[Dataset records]
------------------------
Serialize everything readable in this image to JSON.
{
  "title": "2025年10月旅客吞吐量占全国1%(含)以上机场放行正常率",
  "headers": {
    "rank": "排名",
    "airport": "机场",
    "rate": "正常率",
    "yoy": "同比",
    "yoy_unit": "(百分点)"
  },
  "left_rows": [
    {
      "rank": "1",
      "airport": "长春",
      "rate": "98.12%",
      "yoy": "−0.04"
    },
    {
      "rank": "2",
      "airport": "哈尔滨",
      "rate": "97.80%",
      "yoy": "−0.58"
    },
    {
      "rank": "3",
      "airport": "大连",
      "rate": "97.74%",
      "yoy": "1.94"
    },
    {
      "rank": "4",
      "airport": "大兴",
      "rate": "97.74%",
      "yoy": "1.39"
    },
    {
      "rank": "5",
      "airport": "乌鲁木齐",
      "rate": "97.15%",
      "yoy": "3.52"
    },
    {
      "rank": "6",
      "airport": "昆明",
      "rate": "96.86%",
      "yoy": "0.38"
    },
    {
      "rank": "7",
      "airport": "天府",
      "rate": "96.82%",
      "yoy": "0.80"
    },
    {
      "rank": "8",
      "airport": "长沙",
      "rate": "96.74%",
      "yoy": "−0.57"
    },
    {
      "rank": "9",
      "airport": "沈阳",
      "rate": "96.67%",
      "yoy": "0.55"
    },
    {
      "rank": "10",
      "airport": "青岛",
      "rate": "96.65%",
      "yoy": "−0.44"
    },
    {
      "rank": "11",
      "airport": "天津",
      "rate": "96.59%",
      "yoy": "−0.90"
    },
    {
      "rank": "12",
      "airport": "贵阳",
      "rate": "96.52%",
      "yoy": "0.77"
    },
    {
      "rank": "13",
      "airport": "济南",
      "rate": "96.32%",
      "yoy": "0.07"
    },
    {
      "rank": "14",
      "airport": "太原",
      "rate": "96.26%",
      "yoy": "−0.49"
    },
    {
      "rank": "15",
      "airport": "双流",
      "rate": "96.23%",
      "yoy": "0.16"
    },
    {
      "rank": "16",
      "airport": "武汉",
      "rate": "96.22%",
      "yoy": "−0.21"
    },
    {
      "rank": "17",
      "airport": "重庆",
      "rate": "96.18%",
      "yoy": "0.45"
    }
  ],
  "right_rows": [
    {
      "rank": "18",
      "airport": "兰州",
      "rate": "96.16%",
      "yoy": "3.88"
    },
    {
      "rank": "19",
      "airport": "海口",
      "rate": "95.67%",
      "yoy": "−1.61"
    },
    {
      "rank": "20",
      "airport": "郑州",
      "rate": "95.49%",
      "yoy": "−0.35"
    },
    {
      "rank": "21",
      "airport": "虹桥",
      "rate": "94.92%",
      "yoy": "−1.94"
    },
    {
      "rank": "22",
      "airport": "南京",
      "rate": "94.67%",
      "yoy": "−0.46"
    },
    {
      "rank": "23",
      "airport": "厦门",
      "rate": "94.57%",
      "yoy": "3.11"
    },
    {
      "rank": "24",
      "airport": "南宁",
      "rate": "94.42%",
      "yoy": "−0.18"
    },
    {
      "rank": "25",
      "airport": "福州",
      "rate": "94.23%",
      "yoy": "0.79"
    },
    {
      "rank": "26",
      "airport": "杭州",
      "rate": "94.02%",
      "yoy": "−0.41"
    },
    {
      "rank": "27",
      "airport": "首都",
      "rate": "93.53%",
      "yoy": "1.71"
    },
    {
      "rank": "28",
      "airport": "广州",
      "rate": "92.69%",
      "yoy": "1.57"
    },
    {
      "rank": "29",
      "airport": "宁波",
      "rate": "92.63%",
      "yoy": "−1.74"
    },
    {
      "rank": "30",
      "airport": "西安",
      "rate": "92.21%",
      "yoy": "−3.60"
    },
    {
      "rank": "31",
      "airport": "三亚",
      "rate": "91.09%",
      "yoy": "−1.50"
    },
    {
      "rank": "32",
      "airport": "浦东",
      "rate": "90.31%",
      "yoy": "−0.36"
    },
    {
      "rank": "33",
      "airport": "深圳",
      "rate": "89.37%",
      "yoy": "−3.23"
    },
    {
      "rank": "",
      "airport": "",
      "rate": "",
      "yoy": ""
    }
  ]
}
------------------------
What to produce:
Extract the complete data, matching each line exactly.

Solution:
Serialize everything readable in this image to JSON.
{
  "title": "2025年10月旅客吞吐量占全国1%(含)以上机场放行正常率",
  "headers": {
    "rank": "排名",
    "airport": "机场",
    "rate": "正常率",
    "yoy": "同比",
    "yoy_unit": "(百分点)"
  },
  "left_rows": [
    {
      "rank": "1",
      "airport": "长春",
      "rate": "98.12%",
      "yoy": "−0.04"
    },
    {
      "rank": "2",
      "airport": "哈尔滨",
      "rate": "97.80%",
      "yoy": "−0.58"
    },
    {
      "rank": "3",
      "airport": "大连",
      "rate": "97.74%",
      "yoy": "1.94"
    },
    {
      "rank": "4",
      "airport": "大兴",
      "rate": "97.74%",
      "yoy": "1.39"
    },
    {
      "rank": "5",
      "airport": "乌鲁木齐",
      "rate": "97.15%",
      "yoy": "3.52"
    },
    {
      "rank": "6",
      "airport": "昆明",
      "rate": "96.86%",
      "yoy": "0.38"
    },
    {
      "rank": "7",
      "airport": "天府",
      "rate": "96.82%",
      "yoy": "0.80"
    },
    {
      "rank": "8",
      "airport": "长沙",
      "rate": "96.74%",
      "yoy": "−0.57"
    },
    {
      "rank": "9",
      "airport": "沈阳",
      "rate": "96.67%",
      "yoy": "0.55"
    },
    {
      "rank": "10",
      "airport": "青岛",
      "rate": "96.65%",
      "yoy": "−0.44"
    },
    {
      "rank": "11",
      "airport": "天津",
      "rate": "96.59%",
      "yoy": "−0.90"
    },
    {
      "rank": "12",
      "airport": "贵阳",
      "rate": "96.52%",
      "yoy": "0.77"
    },
    {
      "rank": "13",
      "airport": "济南",
      "rate": "96.32%",
      "yoy": "0.07"
    },
    {
      "rank": "14",
      "airport": "太原",
      "rate": "96.26%",
      "yoy": "−0.49"
    },
    {
      "rank": "15",
      "airport": "双流",
      "rate": "96.23%",
      "yoy": "0.16"
    },
    {
      "rank": "16",
      "airport": "武汉",
      "rate": "96.22%",
      "yoy": "−0.21"
    },
    {
      "rank": "17",
      "airport": "重庆",
      "rate": "96.18%",
      "yoy": "0.45"
    }
  ],
  "right_rows": [
    {
      "rank": "18",
      "airport": "兰州",
      "rate": "96.16%",
      "yoy": "3.88"
    },
    {
      "rank": "19",
      "airport": "海口",
      "rate": "95.67%",
      "yoy": "−1.61"
    },
    {
      "rank": "20",
      "airport": "郑州",
      "rate": "95.49%",
      "yoy": "−0.35"
    },
    {
      "rank": "21",
      "airport": "虹桥",
      "rate": "94.92%",
      "yoy": "−1.94"
    },
    {
      "rank": "22",
      "airport": "南京",
      "rate": "94.67%",
      "yoy": "−0.46"
    },
    {
      "rank": "23",
      "airport": "厦门",
      "rate": "94.57%",
      "yoy": "3.11"
    },
    {
      "rank": "24",
      "airport": "南宁",
      "rate": "94.42%",
      "yoy": "−0.18"
    },
    {
      "rank": "25",
      "airport": "福州",
      "rate": "94.23%",
      "yoy": "0.79"
    },
    {
      "rank": "26",
      "airport": "杭州",
      "rate": "94.02%",
      "yoy": "−0.41"
    },
    {
      "rank": "27",
      "airport": "首都",
      "rate": "93.53%",
      "yoy": "1.71"
    },
    {
      "rank": "28",
      "airport": "广州",
      "rate": "92.69%",
      "yoy": "1.57"
    },
    {
      "rank": "29",
      "airport": "宁波",
      "rate": "92.63%",
      "yoy": "−1.74"
    },
    {
      "rank": "30",
      "airport": "西安",
      "rate": "92.21%",
      "yoy": "−3.60"
    },
    {
      "rank": "31",
      "airport": "三亚",
      "rate": "91.09%",
      "yoy": "−1.50"
    },
    {
      "rank": "32",
      "airport": "浦东",
      "rate": "90.31%",
      "yoy": "−0.36"
    },
    {
      "rank": "33",
      "airport": "深圳",
      "rate": "89.37%",
      "yoy": "−3.23"
    },
    {
      "rank": "",
      "airport": "",
      "rate": "",
      "yoy": ""
    }
  ]
}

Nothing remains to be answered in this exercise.